▶ [Aim of the task]:
Find the lines that hold the word "deras" and return them.

▶ [Recorded information]:
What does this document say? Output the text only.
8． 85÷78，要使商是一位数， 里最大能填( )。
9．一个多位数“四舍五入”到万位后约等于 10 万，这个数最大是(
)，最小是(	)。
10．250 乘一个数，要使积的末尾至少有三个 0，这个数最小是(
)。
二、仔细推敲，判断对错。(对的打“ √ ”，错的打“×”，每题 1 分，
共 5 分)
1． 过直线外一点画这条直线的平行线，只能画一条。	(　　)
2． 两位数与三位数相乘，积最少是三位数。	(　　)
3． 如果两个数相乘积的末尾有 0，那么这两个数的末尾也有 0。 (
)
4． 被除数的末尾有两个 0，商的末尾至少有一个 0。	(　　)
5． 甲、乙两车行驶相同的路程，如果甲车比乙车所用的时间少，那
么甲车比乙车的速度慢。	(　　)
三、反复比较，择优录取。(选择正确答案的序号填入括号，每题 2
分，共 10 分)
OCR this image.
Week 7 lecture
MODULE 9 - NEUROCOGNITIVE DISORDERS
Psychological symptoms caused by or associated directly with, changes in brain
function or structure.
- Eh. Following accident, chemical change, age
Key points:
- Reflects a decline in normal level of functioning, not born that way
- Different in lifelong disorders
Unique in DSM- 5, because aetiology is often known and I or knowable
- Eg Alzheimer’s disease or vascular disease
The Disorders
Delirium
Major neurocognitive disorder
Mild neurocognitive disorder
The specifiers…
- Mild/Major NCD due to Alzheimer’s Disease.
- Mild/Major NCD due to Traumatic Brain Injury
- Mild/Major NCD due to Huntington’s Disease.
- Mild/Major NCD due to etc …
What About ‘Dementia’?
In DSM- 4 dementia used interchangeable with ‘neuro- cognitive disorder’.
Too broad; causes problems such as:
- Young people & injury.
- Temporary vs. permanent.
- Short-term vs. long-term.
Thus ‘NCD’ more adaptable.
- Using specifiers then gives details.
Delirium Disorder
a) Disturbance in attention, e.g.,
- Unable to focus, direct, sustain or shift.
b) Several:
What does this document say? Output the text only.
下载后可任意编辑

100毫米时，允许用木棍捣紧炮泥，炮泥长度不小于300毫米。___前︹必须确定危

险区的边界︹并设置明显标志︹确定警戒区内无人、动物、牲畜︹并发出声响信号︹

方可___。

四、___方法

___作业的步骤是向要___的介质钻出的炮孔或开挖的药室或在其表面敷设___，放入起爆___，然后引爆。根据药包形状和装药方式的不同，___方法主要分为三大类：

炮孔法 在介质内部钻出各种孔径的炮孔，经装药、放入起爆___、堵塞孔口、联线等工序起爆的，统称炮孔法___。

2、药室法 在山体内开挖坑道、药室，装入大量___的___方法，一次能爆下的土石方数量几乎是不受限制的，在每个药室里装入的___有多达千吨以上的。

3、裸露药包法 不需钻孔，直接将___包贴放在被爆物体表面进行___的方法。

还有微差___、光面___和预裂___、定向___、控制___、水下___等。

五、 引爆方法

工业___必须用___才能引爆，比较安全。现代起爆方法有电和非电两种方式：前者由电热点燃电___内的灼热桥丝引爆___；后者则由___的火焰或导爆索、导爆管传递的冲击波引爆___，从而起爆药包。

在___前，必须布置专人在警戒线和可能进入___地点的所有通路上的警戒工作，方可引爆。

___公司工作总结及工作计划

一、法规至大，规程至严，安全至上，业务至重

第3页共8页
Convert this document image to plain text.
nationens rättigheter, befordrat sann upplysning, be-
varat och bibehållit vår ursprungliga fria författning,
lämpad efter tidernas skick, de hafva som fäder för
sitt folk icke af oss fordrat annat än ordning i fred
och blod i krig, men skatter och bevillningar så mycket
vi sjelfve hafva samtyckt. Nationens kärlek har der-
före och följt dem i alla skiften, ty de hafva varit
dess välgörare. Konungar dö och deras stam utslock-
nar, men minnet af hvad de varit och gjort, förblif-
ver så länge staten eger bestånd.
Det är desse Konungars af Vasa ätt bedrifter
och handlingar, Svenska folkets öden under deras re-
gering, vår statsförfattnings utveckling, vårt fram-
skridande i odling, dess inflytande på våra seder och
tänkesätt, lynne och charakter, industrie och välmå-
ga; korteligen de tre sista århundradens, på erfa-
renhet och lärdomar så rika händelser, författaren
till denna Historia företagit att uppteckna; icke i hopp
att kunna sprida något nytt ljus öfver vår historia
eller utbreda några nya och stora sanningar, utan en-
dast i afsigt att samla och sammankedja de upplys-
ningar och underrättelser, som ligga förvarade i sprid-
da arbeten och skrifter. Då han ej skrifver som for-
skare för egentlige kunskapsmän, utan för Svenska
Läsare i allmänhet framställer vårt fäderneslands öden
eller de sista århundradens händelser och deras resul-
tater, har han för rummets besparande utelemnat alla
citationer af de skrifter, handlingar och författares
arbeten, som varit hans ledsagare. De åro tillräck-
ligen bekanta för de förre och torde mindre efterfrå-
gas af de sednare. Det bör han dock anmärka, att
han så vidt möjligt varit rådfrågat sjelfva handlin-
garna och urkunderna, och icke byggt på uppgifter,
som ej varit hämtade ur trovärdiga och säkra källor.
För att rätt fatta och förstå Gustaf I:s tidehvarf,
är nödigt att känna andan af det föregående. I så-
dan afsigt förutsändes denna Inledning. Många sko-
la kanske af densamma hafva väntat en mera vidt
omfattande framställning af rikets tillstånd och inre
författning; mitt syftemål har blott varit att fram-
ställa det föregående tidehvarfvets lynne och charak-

▶ [Final answer]:
dess välgörare. Konungar dö och deras stam utslock-
och handlingar, Svenska folkets öden under deras re-
eller de sista århundradens händelser och deras resul-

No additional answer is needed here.